■ **Short problem**: Transcribe the whole listing below without changing a word, but leave out every image.

■ **Records provided**:
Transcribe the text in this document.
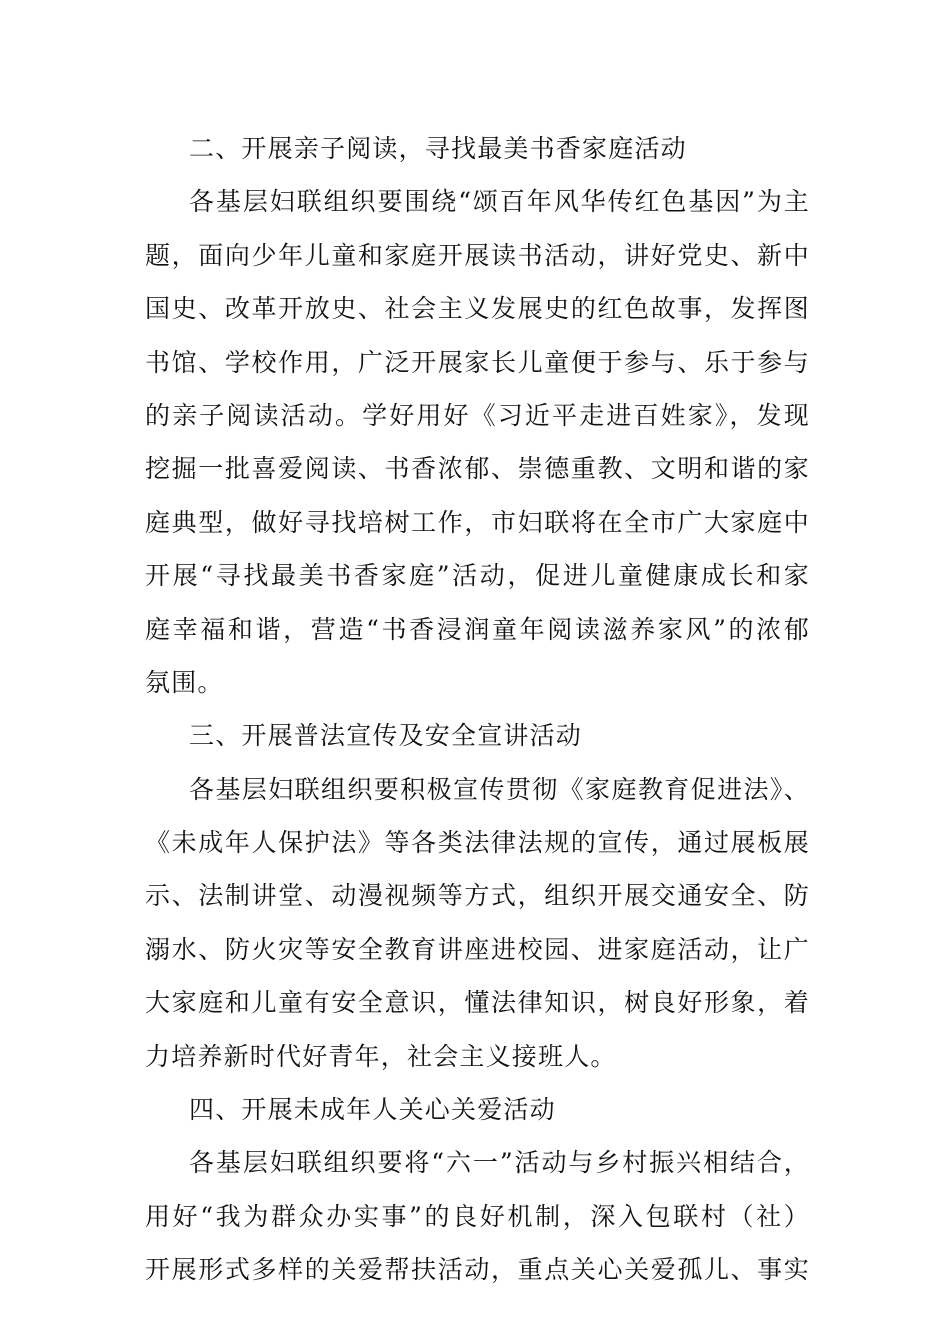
二、开展亲子阅读，寻找最美书香家庭活动
各基层妇联组织要围绕“颂百年风华传红色基因”为主
题，面向少年儿童和家庭开展读书活动，讲好党史、新中
国史、改革开放史、社会主义发展史的红色故事，发挥图
书馆、学校作用，广泛开展家长儿童便于参与、乐于参与
的亲子阅读活动。学好用好《习近平走进百姓家》，发现
挖掘一批喜爱阅读、书香浓郁、崇德重教、文明和谐的家
庭典型，做好寻找培树工作，市妇联将在全市广大家庭中
开展“寻找最美书香家庭”活动，促进儿童健康成长和家
庭幸福和谐，营造“书香浸润童年阅读滋养家风”的浓郁
氛围。
三、开展普法宣传及安全宣讲活动
各基层妇联组织要积极宣传贯彻《家庭教育促进法》、
《未成年人保护法》等各类法律法规的宣传，通过展板展
示、法制讲堂、动漫视频等方式，组织开展交通安全、防
溺水、防火灾等安全教育讲座进校园、进家庭活动，让广
大家庭和儿童有安全意识，懂法律知识，树良好形象，着
力培养新时代好青年，社会主义接班人。
四、开展未成年人关心关爱活动
各基层妇联组织要将“六一”活动与乡村振兴相结合，
用好“我为群众办实事”的良好机制，深入包联村（社）
开展形式多样的关爱帮扶活动，重点关心关爱孤儿、事实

■ **Task result**:
Transcribe the text in this document.
二、开展亲子阅读，寻找最美书香家庭活动
各基层妇联组织要围绕“颂百年风华传红色基因”为主
题，面向少年儿童和家庭开展读书活动，讲好党史、新中
国史、改革开放史、社会主义发展史的红色故事，发挥图
书馆、学校作用，广泛开展家长儿童便于参与、乐于参与
的亲子阅读活动。学好用好《习近平走进百姓家》，发现
挖掘一批喜爱阅读、书香浓郁、崇德重教、文明和谐的家
庭典型，做好寻找培树工作，市妇联将在全市广大家庭中
开展“寻找最美书香家庭”活动，促进儿童健康成长和家
庭幸福和谐，营造“书香浸润童年阅读滋养家风”的浓郁
氛围。
三、开展普法宣传及安全宣讲活动
各基层妇联组织要积极宣传贯彻《家庭教育促进法》、
《未成年人保护法》等各类法律法规的宣传，通过展板展
示、法制讲堂、动漫视频等方式，组织开展交通安全、防
溺水、防火灾等安全教育讲座进校园、进家庭活动，让广
大家庭和儿童有安全意识，懂法律知识，树良好形象，着
力培养新时代好青年，社会主义接班人。
四、开展未成年人关心关爱活动
各基层妇联组织要将“六一”活动与乡村振兴相结合，
用好“我为群众办实事”的良好机制，深入包联村（社）
开展形式多样的关爱帮扶活动，重点关心关爱孤儿、事实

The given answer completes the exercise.